### Aim:
Lift out each line of the data that holds "союза".

### Provided records:
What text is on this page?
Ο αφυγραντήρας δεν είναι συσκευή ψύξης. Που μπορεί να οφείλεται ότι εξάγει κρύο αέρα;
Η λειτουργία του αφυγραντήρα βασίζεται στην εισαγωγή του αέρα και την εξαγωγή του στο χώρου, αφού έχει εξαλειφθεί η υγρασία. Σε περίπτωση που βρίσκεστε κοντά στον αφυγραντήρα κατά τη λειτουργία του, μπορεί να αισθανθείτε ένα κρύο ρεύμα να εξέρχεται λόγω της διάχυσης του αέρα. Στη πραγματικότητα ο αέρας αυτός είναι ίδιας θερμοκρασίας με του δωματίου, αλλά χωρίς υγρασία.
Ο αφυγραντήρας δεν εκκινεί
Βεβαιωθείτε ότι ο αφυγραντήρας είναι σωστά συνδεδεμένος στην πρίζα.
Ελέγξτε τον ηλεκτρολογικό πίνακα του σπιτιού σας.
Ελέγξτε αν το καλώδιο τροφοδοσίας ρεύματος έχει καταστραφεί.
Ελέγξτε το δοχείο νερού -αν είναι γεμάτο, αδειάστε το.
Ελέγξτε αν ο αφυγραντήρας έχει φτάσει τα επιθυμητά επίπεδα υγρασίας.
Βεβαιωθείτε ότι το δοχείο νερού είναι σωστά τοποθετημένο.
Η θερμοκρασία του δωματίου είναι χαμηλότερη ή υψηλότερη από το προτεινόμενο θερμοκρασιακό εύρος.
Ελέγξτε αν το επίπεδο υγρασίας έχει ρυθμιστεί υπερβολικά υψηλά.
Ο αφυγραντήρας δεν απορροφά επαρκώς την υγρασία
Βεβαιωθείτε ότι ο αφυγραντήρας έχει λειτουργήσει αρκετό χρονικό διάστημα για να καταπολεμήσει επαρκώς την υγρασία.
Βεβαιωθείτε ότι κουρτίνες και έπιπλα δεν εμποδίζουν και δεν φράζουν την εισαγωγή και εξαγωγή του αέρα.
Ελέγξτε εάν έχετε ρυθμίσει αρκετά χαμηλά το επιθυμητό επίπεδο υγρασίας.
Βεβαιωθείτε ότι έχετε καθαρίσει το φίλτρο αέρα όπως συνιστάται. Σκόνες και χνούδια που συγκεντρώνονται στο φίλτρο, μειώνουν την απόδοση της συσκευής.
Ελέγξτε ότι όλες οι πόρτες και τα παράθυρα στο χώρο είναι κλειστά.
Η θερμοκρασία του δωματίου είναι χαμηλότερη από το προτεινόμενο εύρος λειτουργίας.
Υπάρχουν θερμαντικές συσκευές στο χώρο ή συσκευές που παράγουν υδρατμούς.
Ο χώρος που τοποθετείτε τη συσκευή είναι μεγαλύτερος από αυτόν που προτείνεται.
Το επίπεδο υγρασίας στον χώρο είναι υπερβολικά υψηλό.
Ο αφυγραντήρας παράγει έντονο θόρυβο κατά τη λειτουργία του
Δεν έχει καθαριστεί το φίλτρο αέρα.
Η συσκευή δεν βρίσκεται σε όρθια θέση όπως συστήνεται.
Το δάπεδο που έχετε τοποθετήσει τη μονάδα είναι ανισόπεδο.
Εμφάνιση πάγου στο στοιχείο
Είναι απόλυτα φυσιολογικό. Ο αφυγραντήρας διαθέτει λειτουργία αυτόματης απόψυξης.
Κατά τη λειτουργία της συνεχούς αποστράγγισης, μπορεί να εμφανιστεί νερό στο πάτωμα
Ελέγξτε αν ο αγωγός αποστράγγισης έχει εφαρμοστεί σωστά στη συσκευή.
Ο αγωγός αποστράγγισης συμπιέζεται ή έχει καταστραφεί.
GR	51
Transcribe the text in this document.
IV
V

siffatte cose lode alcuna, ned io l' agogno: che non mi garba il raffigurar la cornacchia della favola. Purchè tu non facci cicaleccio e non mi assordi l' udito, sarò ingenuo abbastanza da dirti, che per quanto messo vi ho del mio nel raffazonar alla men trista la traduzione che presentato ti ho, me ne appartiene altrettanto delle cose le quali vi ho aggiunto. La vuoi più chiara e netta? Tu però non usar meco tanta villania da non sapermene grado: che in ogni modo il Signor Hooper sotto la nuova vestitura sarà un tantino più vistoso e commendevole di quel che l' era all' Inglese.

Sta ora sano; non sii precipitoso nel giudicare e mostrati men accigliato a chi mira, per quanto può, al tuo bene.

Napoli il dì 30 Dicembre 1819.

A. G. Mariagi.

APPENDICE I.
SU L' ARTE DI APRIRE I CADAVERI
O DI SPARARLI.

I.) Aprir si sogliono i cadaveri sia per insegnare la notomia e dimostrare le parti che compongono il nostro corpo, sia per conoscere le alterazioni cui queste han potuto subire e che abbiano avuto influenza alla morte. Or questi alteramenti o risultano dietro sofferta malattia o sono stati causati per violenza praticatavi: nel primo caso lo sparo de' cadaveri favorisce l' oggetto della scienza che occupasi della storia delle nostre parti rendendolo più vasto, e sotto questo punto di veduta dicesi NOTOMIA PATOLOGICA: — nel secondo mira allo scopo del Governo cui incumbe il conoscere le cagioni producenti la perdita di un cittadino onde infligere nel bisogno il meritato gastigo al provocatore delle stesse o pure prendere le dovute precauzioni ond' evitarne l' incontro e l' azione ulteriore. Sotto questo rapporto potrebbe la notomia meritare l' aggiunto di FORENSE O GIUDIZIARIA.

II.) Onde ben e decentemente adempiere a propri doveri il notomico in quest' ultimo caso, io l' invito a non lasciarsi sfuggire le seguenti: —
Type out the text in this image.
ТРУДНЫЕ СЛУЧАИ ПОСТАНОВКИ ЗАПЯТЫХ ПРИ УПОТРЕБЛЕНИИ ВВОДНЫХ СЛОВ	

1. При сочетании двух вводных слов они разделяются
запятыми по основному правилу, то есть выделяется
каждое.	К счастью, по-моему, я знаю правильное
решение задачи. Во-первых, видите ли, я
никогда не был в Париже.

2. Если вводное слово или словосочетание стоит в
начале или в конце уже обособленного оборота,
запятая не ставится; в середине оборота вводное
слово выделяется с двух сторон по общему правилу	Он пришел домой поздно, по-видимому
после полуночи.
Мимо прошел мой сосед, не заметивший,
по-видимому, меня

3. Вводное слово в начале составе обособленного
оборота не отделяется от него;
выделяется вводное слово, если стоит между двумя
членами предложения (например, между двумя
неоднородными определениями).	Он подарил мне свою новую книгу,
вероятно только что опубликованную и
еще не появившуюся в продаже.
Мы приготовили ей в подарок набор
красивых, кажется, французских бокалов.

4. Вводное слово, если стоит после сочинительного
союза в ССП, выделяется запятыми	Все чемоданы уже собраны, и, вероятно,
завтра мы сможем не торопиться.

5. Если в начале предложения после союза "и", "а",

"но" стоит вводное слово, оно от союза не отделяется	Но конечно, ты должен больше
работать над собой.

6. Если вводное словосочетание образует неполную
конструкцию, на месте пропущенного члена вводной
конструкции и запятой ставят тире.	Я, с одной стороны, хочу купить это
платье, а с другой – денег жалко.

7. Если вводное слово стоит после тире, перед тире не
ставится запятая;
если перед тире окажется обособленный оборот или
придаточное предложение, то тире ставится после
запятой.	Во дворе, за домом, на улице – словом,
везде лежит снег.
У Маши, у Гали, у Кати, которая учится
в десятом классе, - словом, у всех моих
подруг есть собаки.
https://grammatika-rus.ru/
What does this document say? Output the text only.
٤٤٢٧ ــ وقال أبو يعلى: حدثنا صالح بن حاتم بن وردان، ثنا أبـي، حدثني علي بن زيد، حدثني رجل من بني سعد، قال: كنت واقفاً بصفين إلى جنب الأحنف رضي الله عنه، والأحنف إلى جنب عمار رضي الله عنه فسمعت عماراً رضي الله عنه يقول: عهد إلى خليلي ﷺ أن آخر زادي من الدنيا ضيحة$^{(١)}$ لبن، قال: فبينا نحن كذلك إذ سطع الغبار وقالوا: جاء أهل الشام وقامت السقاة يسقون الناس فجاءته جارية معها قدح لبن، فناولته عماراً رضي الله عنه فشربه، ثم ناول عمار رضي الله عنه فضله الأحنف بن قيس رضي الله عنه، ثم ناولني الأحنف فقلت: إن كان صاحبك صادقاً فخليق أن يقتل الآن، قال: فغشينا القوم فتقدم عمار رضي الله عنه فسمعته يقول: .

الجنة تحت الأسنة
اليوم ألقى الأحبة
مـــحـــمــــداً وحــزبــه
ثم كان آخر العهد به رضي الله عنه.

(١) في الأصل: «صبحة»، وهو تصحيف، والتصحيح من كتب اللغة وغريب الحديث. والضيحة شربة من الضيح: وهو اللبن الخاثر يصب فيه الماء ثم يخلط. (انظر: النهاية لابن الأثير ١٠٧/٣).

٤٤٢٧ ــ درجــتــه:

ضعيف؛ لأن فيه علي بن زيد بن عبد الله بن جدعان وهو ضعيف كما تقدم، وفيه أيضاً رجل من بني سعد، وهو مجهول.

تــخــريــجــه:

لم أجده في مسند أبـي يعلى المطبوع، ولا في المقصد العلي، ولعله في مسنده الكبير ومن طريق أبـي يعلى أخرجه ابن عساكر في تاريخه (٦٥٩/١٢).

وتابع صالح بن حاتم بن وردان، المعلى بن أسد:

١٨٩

### Solution below:
союза в ССП, выделяется запятыми	Все чемоданы уже собраны, и, вероятно,
5. Если в начале предложения после союза "и", "а",
"но" стоит вводное слово, оно от союза не отделяется	Но конечно, ты должен больше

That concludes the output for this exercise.